Tell how many lines in the data below include the word "noise". The answer is the number only.

****************

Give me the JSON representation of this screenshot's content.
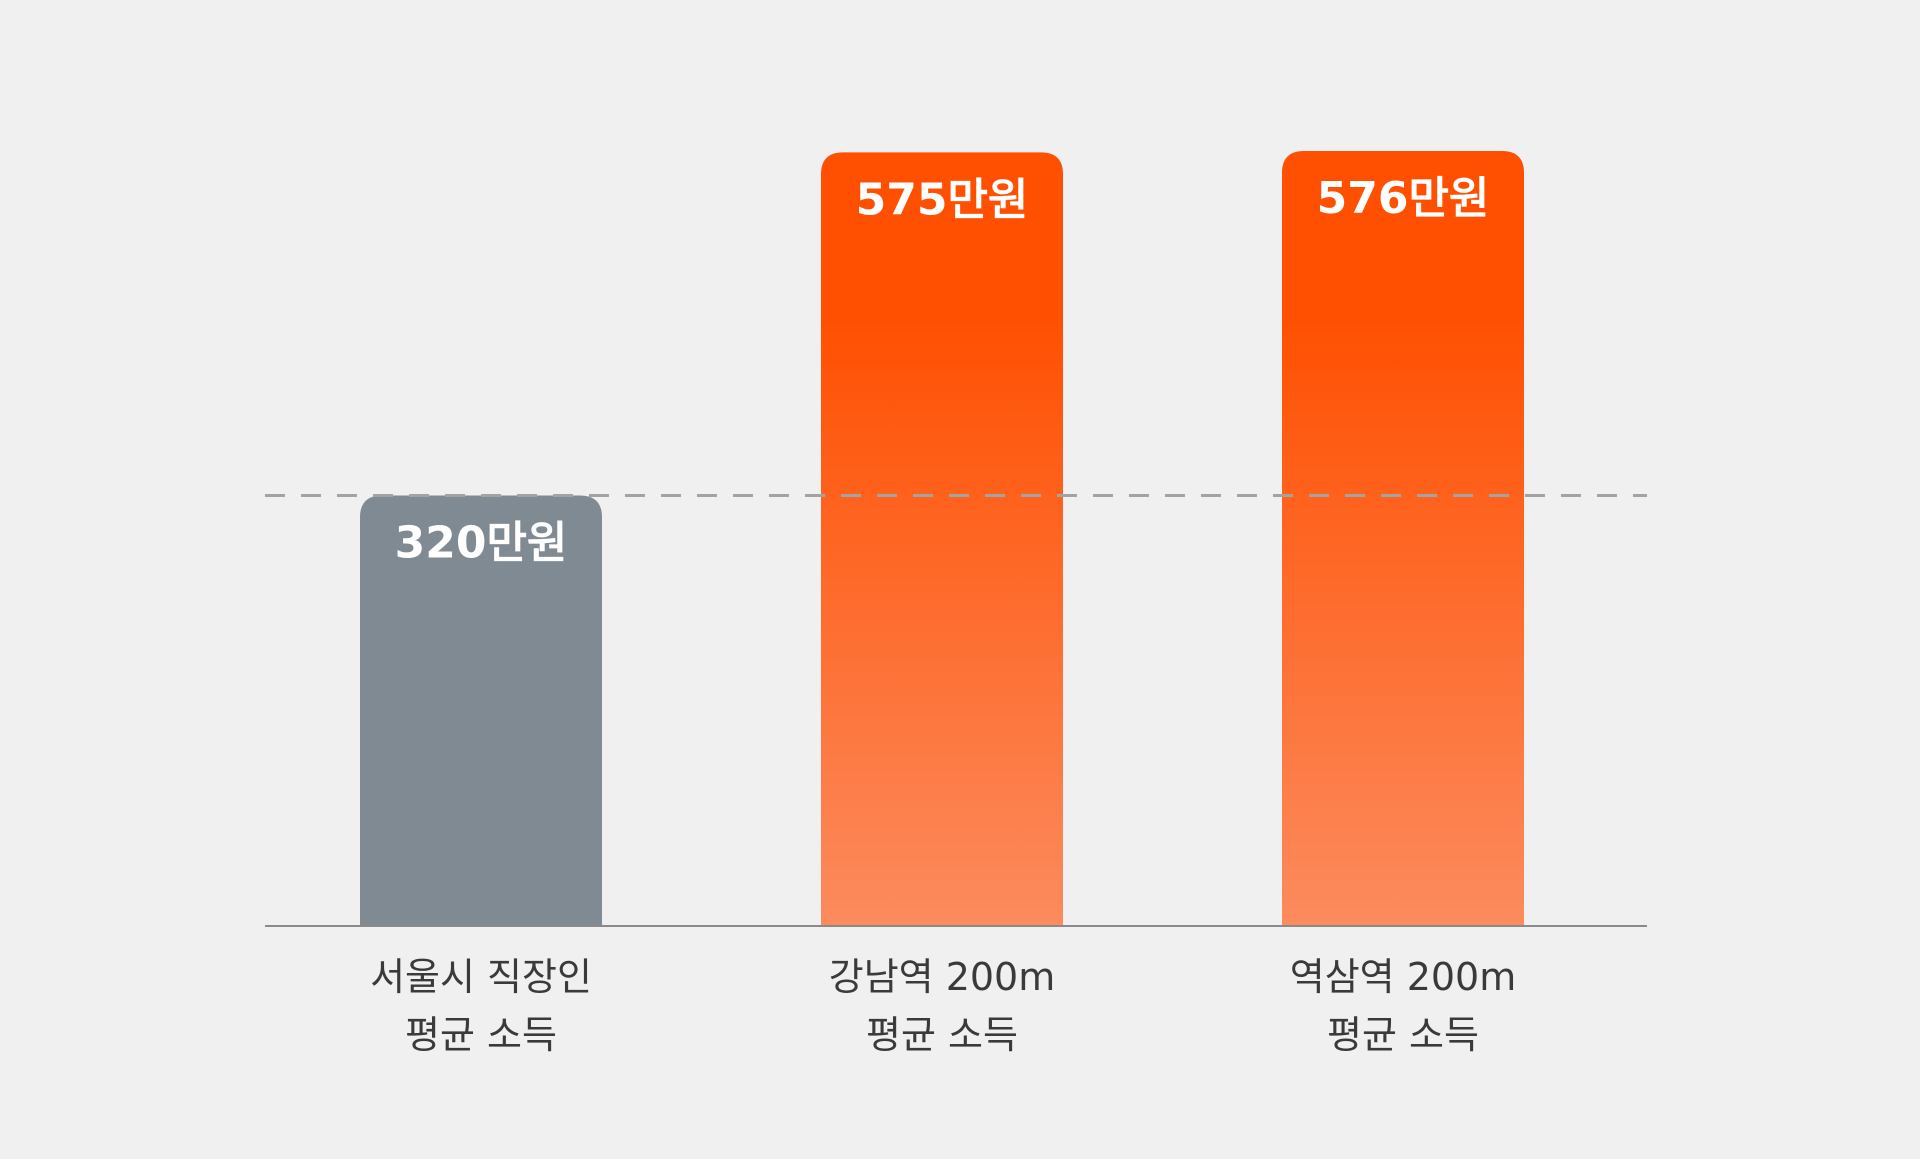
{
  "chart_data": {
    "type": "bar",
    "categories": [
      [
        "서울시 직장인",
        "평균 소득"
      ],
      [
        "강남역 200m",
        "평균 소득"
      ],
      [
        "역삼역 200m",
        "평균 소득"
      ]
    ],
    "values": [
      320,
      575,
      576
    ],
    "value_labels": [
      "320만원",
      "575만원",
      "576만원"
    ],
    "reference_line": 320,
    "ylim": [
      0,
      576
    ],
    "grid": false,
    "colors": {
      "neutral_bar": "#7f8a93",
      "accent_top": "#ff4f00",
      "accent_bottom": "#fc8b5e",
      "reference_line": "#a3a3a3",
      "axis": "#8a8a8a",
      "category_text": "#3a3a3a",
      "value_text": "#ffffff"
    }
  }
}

****************

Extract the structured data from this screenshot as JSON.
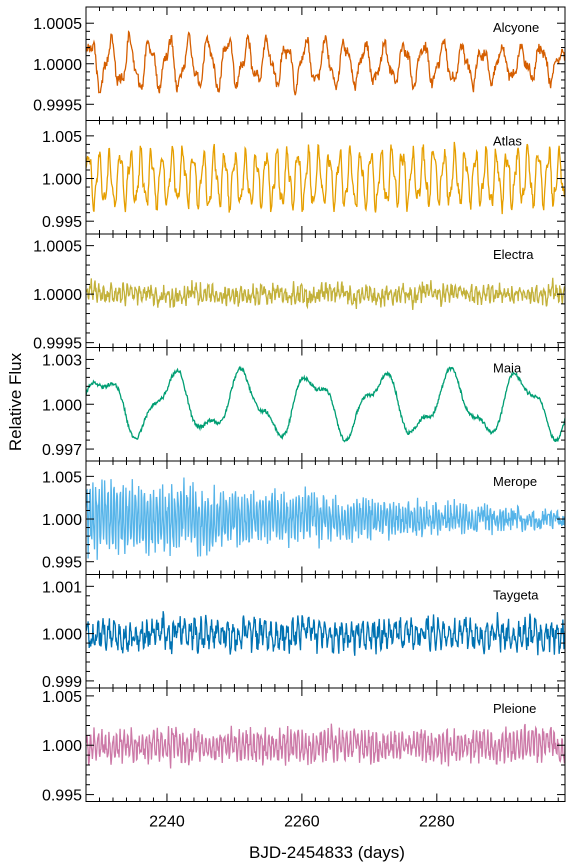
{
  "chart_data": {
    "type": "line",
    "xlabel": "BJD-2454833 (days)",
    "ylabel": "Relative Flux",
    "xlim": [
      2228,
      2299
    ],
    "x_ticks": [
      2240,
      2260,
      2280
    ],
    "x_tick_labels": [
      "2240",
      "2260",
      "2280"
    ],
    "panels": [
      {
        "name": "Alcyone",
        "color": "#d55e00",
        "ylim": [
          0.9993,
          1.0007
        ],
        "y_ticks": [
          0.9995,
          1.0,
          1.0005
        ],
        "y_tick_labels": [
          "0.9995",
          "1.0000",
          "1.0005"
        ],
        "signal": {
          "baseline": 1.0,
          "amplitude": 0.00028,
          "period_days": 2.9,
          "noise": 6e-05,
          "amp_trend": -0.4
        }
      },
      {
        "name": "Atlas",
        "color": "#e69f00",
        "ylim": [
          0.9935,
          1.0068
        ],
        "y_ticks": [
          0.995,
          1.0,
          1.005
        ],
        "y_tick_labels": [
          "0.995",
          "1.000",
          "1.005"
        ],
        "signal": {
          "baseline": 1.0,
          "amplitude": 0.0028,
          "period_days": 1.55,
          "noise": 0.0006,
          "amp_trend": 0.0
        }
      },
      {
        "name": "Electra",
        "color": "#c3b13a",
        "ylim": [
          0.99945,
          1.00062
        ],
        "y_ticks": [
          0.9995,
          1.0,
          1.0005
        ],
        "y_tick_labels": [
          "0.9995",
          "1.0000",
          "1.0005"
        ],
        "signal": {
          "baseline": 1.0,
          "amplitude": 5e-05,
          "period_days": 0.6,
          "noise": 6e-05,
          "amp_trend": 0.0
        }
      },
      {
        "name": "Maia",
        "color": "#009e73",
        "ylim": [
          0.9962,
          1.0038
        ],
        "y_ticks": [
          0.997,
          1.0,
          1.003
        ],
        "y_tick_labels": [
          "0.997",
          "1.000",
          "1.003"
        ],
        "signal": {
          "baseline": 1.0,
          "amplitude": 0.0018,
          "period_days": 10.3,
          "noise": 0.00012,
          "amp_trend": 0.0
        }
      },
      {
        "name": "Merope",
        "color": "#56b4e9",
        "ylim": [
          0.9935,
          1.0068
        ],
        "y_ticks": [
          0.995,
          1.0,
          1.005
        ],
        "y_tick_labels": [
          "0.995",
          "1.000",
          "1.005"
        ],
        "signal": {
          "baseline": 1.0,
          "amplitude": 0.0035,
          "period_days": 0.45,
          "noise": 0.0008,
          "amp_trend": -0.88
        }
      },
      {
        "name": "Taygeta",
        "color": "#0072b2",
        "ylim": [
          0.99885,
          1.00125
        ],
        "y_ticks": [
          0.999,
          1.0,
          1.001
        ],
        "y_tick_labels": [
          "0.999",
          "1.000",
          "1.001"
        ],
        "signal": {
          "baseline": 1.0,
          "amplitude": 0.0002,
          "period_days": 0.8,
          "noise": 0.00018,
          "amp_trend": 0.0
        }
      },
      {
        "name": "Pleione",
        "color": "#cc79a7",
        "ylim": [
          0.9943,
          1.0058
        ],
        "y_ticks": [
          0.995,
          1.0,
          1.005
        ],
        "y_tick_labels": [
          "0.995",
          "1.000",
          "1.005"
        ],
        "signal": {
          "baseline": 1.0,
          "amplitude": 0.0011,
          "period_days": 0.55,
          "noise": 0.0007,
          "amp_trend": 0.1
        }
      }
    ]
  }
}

****************

Completed exercise: 7